* **Stated task**
Pick out all lines in the listing holding the string "JSON" and copy them.

#####

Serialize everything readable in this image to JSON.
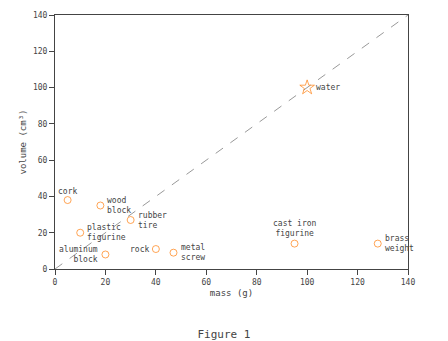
{
  "chart_data": {
    "type": "scatter",
    "title": "Figure 1",
    "xlabel": "mass (g)",
    "ylabel": "volume (cm³)",
    "xlim": [
      0,
      140
    ],
    "ylim": [
      0,
      140
    ],
    "xticks": [
      0,
      20,
      40,
      60,
      80,
      100,
      120,
      140
    ],
    "yticks": [
      0,
      20,
      40,
      60,
      80,
      100,
      120,
      140
    ],
    "grid": false,
    "points": [
      {
        "x": 5,
        "y": 38,
        "label": "cork",
        "marker": "circle"
      },
      {
        "x": 18,
        "y": 35,
        "label": "wood\nblock",
        "marker": "circle"
      },
      {
        "x": 10,
        "y": 20,
        "label": "plastic\nfigurine",
        "marker": "circle"
      },
      {
        "x": 30,
        "y": 27,
        "label": "rubber\ntire",
        "marker": "circle"
      },
      {
        "x": 20,
        "y": 8,
        "label": "aluminum\nblock",
        "marker": "circle"
      },
      {
        "x": 40,
        "y": 11,
        "label": "rock",
        "marker": "circle"
      },
      {
        "x": 47,
        "y": 9,
        "label": "metal\nscrew",
        "marker": "circle"
      },
      {
        "x": 95,
        "y": 14,
        "label": "cast iron\nfigurine",
        "marker": "circle"
      },
      {
        "x": 128,
        "y": 14,
        "label": "brass\nweight",
        "marker": "circle"
      },
      {
        "x": 100,
        "y": 100,
        "label": "water",
        "marker": "star"
      }
    ],
    "reference_line": {
      "x": [
        0,
        140
      ],
      "y": [
        0,
        140
      ],
      "line_style": "dashed"
    }
  }
}
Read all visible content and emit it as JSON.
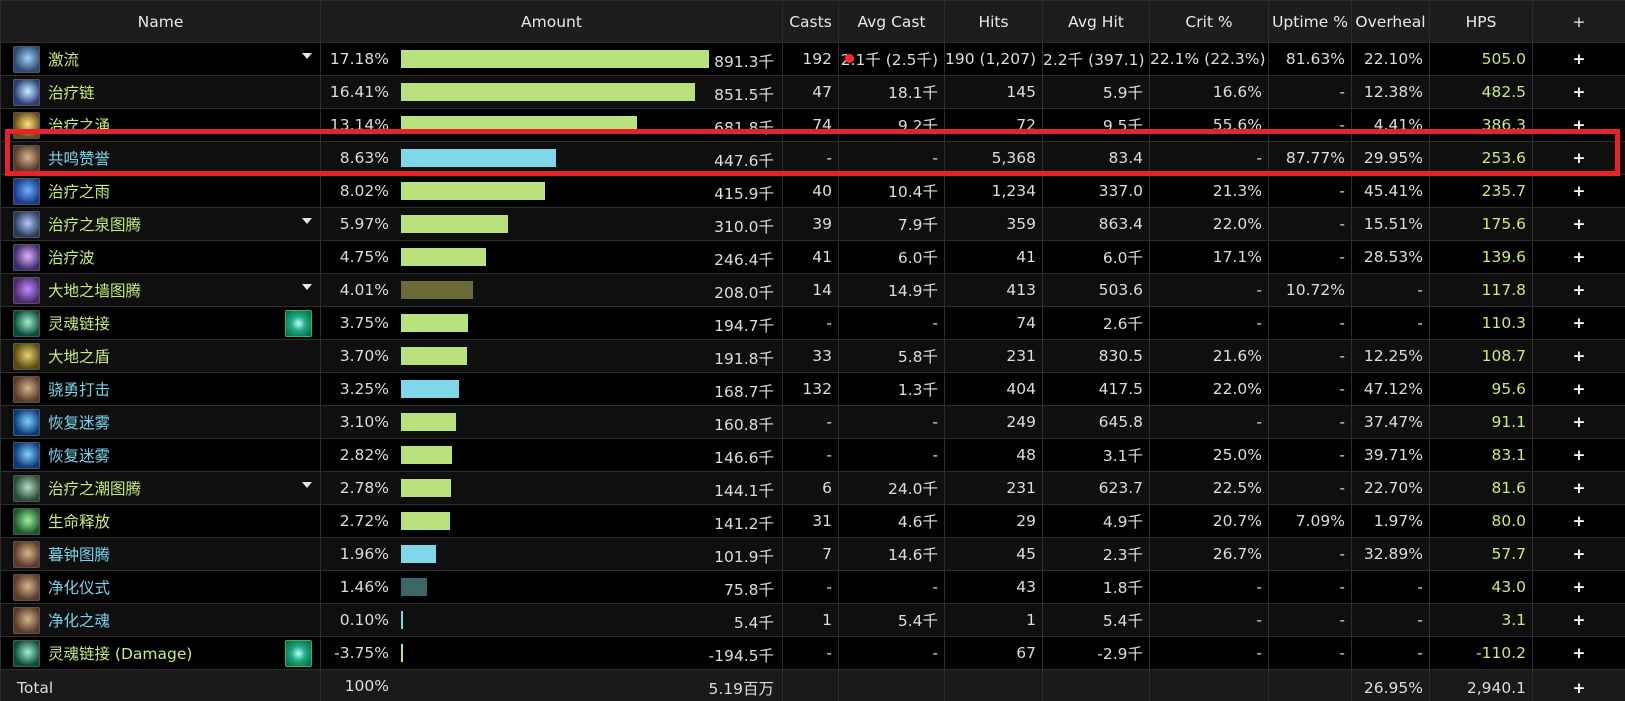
{
  "columns": [
    "Name",
    "Amount",
    "Casts",
    "Avg Cast",
    "Hits",
    "Avg Hit",
    "Crit %",
    "Uptime %",
    "Overheal",
    "HPS",
    "+"
  ],
  "colors": {
    "name_green": "#c6ec7a",
    "name_blue": "#79d5eb",
    "bar_green": "#b9e27e",
    "bar_blue": "#7fd8ea",
    "bar_olive": "#6b6b3a",
    "bar_teal": "#3b6666",
    "highlight_border": "#e5242a"
  },
  "rows": [
    {
      "name": "激流",
      "name_color": "green",
      "icon": "riptide-icon",
      "icon_colors": [
        "#2b4a6e",
        "#9fd0ff"
      ],
      "caret": true,
      "link_icon": false,
      "pct": "17.18%",
      "bar_fraction": 1.0,
      "bar_color": "green",
      "amount": "891.3千",
      "casts": "192",
      "avg_cast": "2.1千 (2.5千)",
      "hits": "190 (1,207)",
      "avg_hit": "2.2千 (397.1)",
      "crit": "22.1% (22.3%)",
      "uptime": "81.63%",
      "overheal": "22.10%",
      "hps": "505.0",
      "plus": "+"
    },
    {
      "name": "治疗链",
      "name_color": "green",
      "icon": "chain-heal-icon",
      "icon_colors": [
        "#2a3a7a",
        "#c7f0ff"
      ],
      "caret": false,
      "link_icon": false,
      "pct": "16.41%",
      "bar_fraction": 0.955,
      "bar_color": "green",
      "amount": "851.5千",
      "casts": "47",
      "avg_cast": "18.1千",
      "hits": "145",
      "avg_hit": "5.9千",
      "crit": "16.6%",
      "uptime": "-",
      "overheal": "12.38%",
      "hps": "482.5",
      "plus": "+"
    },
    {
      "name": "治疗之涌",
      "name_color": "green",
      "icon": "healing-surge-icon",
      "icon_colors": [
        "#6a4a10",
        "#ffe27a"
      ],
      "caret": false,
      "link_icon": false,
      "pct": "13.14%",
      "bar_fraction": 0.765,
      "bar_color": "green",
      "amount": "681.8千",
      "casts": "74",
      "avg_cast": "9.2千",
      "hits": "72",
      "avg_hit": "9.5千",
      "crit": "55.6%",
      "uptime": "-",
      "overheal": "4.41%",
      "hps": "386.3",
      "plus": "+"
    },
    {
      "name": "共鸣赞誉",
      "name_color": "blue",
      "icon": "paladin-icon",
      "icon_colors": [
        "#5a3a2a",
        "#d7b48a"
      ],
      "caret": false,
      "link_icon": false,
      "pct": "8.63%",
      "bar_fraction": 0.502,
      "bar_color": "blue",
      "amount": "447.6千",
      "casts": "-",
      "avg_cast": "-",
      "hits": "5,368",
      "avg_hit": "83.4",
      "crit": "-",
      "uptime": "87.77%",
      "overheal": "29.95%",
      "hps": "253.6",
      "plus": "+"
    },
    {
      "name": "治疗之雨",
      "name_color": "green",
      "icon": "healing-rain-icon",
      "icon_colors": [
        "#1a3a8a",
        "#6fb0ff"
      ],
      "caret": false,
      "link_icon": false,
      "pct": "8.02%",
      "bar_fraction": 0.466,
      "bar_color": "green",
      "amount": "415.9千",
      "casts": "40",
      "avg_cast": "10.4千",
      "hits": "1,234",
      "avg_hit": "337.0",
      "crit": "21.3%",
      "uptime": "-",
      "overheal": "45.41%",
      "hps": "235.7",
      "plus": "+"
    },
    {
      "name": "治疗之泉图腾",
      "name_color": "green",
      "icon": "healing-stream-totem-icon",
      "icon_colors": [
        "#2a3a5a",
        "#b0c8ff"
      ],
      "caret": true,
      "link_icon": false,
      "pct": "5.97%",
      "bar_fraction": 0.347,
      "bar_color": "green",
      "amount": "310.0千",
      "casts": "39",
      "avg_cast": "7.9千",
      "hits": "359",
      "avg_hit": "863.4",
      "crit": "22.0%",
      "uptime": "-",
      "overheal": "15.51%",
      "hps": "175.6",
      "plus": "+"
    },
    {
      "name": "治疗波",
      "name_color": "green",
      "icon": "healing-wave-icon",
      "icon_colors": [
        "#3a2a6a",
        "#e0b0ff"
      ],
      "caret": false,
      "link_icon": false,
      "pct": "4.75%",
      "bar_fraction": 0.276,
      "bar_color": "green",
      "amount": "246.4千",
      "casts": "41",
      "avg_cast": "6.0千",
      "hits": "41",
      "avg_hit": "6.0千",
      "crit": "17.1%",
      "uptime": "-",
      "overheal": "28.53%",
      "hps": "139.6",
      "plus": "+"
    },
    {
      "name": "大地之墙图腾",
      "name_color": "green",
      "icon": "earthen-wall-totem-icon",
      "icon_colors": [
        "#4a2a6a",
        "#c08aff"
      ],
      "caret": true,
      "link_icon": false,
      "pct": "4.01%",
      "bar_fraction": 0.233,
      "bar_color": "olive",
      "amount": "208.0千",
      "casts": "14",
      "avg_cast": "14.9千",
      "hits": "413",
      "avg_hit": "503.6",
      "crit": "-",
      "uptime": "10.72%",
      "overheal": "-",
      "hps": "117.8",
      "plus": "+"
    },
    {
      "name": "灵魂链接",
      "name_color": "green",
      "icon": "spirit-link-icon",
      "icon_colors": [
        "#0a4a3a",
        "#9ff0d0"
      ],
      "caret": false,
      "link_icon": true,
      "pct": "3.75%",
      "bar_fraction": 0.218,
      "bar_color": "green",
      "amount": "194.7千",
      "casts": "-",
      "avg_cast": "-",
      "hits": "74",
      "avg_hit": "2.6千",
      "crit": "-",
      "uptime": "-",
      "overheal": "-",
      "hps": "110.3",
      "plus": "+"
    },
    {
      "name": "大地之盾",
      "name_color": "green",
      "icon": "earth-shield-icon",
      "icon_colors": [
        "#5a4a10",
        "#e8d070"
      ],
      "caret": false,
      "link_icon": false,
      "pct": "3.70%",
      "bar_fraction": 0.215,
      "bar_color": "green",
      "amount": "191.8千",
      "casts": "33",
      "avg_cast": "5.8千",
      "hits": "231",
      "avg_hit": "830.5",
      "crit": "21.6%",
      "uptime": "-",
      "overheal": "12.25%",
      "hps": "108.7",
      "plus": "+"
    },
    {
      "name": "骁勇打击",
      "name_color": "blue",
      "icon": "paladin-icon",
      "icon_colors": [
        "#5a3a2a",
        "#d7b48a"
      ],
      "caret": false,
      "link_icon": false,
      "pct": "3.25%",
      "bar_fraction": 0.189,
      "bar_color": "blue",
      "amount": "168.7千",
      "casts": "132",
      "avg_cast": "1.3千",
      "hits": "404",
      "avg_hit": "417.5",
      "crit": "22.0%",
      "uptime": "-",
      "overheal": "47.12%",
      "hps": "95.6",
      "plus": "+"
    },
    {
      "name": "恢复迷雾",
      "name_color": "blue",
      "icon": "renewing-mist-icon",
      "icon_colors": [
        "#0a3a7a",
        "#7fd0ff"
      ],
      "caret": false,
      "link_icon": false,
      "pct": "3.10%",
      "bar_fraction": 0.18,
      "bar_color": "green",
      "amount": "160.8千",
      "casts": "-",
      "avg_cast": "-",
      "hits": "249",
      "avg_hit": "645.8",
      "crit": "-",
      "uptime": "-",
      "overheal": "37.47%",
      "hps": "91.1",
      "plus": "+"
    },
    {
      "name": "恢复迷雾",
      "name_color": "blue",
      "icon": "renewing-mist-icon",
      "icon_colors": [
        "#0a3a7a",
        "#7fd0ff"
      ],
      "caret": false,
      "link_icon": false,
      "pct": "2.82%",
      "bar_fraction": 0.164,
      "bar_color": "green",
      "amount": "146.6千",
      "casts": "-",
      "avg_cast": "-",
      "hits": "48",
      "avg_hit": "3.1千",
      "crit": "25.0%",
      "uptime": "-",
      "overheal": "39.71%",
      "hps": "83.1",
      "plus": "+"
    },
    {
      "name": "治疗之潮图腾",
      "name_color": "green",
      "icon": "healing-tide-totem-icon",
      "icon_colors": [
        "#2a4a3a",
        "#b0e0c0"
      ],
      "caret": true,
      "link_icon": false,
      "pct": "2.78%",
      "bar_fraction": 0.161,
      "bar_color": "green",
      "amount": "144.1千",
      "casts": "6",
      "avg_cast": "24.0千",
      "hits": "231",
      "avg_hit": "623.7",
      "crit": "22.5%",
      "uptime": "-",
      "overheal": "22.70%",
      "hps": "81.6",
      "plus": "+"
    },
    {
      "name": "生命释放",
      "name_color": "green",
      "icon": "unleash-life-icon",
      "icon_colors": [
        "#1a5a2a",
        "#a0f0a0"
      ],
      "caret": false,
      "link_icon": false,
      "pct": "2.72%",
      "bar_fraction": 0.158,
      "bar_color": "green",
      "amount": "141.2千",
      "casts": "31",
      "avg_cast": "4.6千",
      "hits": "29",
      "avg_hit": "4.9千",
      "crit": "20.7%",
      "uptime": "7.09%",
      "overheal": "1.97%",
      "hps": "80.0",
      "plus": "+"
    },
    {
      "name": "暮钟图腾",
      "name_color": "blue",
      "icon": "paladin-icon",
      "icon_colors": [
        "#5a3a2a",
        "#d7b48a"
      ],
      "caret": false,
      "link_icon": false,
      "pct": "1.96%",
      "bar_fraction": 0.114,
      "bar_color": "blue",
      "amount": "101.9千",
      "casts": "7",
      "avg_cast": "14.6千",
      "hits": "45",
      "avg_hit": "2.3千",
      "crit": "26.7%",
      "uptime": "-",
      "overheal": "32.89%",
      "hps": "57.7",
      "plus": "+"
    },
    {
      "name": "净化仪式",
      "name_color": "blue",
      "icon": "paladin-icon",
      "icon_colors": [
        "#5a3a2a",
        "#d7b48a"
      ],
      "caret": false,
      "link_icon": false,
      "pct": "1.46%",
      "bar_fraction": 0.085,
      "bar_color": "teal",
      "amount": "75.8千",
      "casts": "-",
      "avg_cast": "-",
      "hits": "43",
      "avg_hit": "1.8千",
      "crit": "-",
      "uptime": "-",
      "overheal": "-",
      "hps": "43.0",
      "plus": "+"
    },
    {
      "name": "净化之魂",
      "name_color": "blue",
      "icon": "paladin-icon",
      "icon_colors": [
        "#5a3a2a",
        "#d7b48a"
      ],
      "caret": false,
      "link_icon": false,
      "pct": "0.10%",
      "bar_fraction": 0.006,
      "bar_color": "blue",
      "amount": "5.4千",
      "casts": "1",
      "avg_cast": "5.4千",
      "hits": "1",
      "avg_hit": "5.4千",
      "crit": "-",
      "uptime": "-",
      "overheal": "-",
      "hps": "3.1",
      "plus": "+"
    },
    {
      "name": "灵魂链接 (Damage)",
      "name_color": "green",
      "icon": "spirit-link-icon",
      "icon_colors": [
        "#0a4a3a",
        "#9ff0d0"
      ],
      "caret": false,
      "link_icon": true,
      "pct": "-3.75%",
      "bar_fraction": 0.004,
      "bar_color": "green",
      "amount": "-194.5千",
      "casts": "-",
      "avg_cast": "-",
      "hits": "67",
      "avg_hit": "-2.9千",
      "crit": "-",
      "uptime": "-",
      "overheal": "-",
      "hps": "-110.2",
      "plus": "+"
    }
  ],
  "total": {
    "label": "Total",
    "pct": "100%",
    "amount": "5.19百万",
    "overheal": "26.95%",
    "hps": "2,940.1",
    "plus": "+"
  },
  "highlighted_row_index": 3
}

#####

* **Exercise answer**
Serialize everything readable in this image to JSON.
Read all visible content and emit it as JSON.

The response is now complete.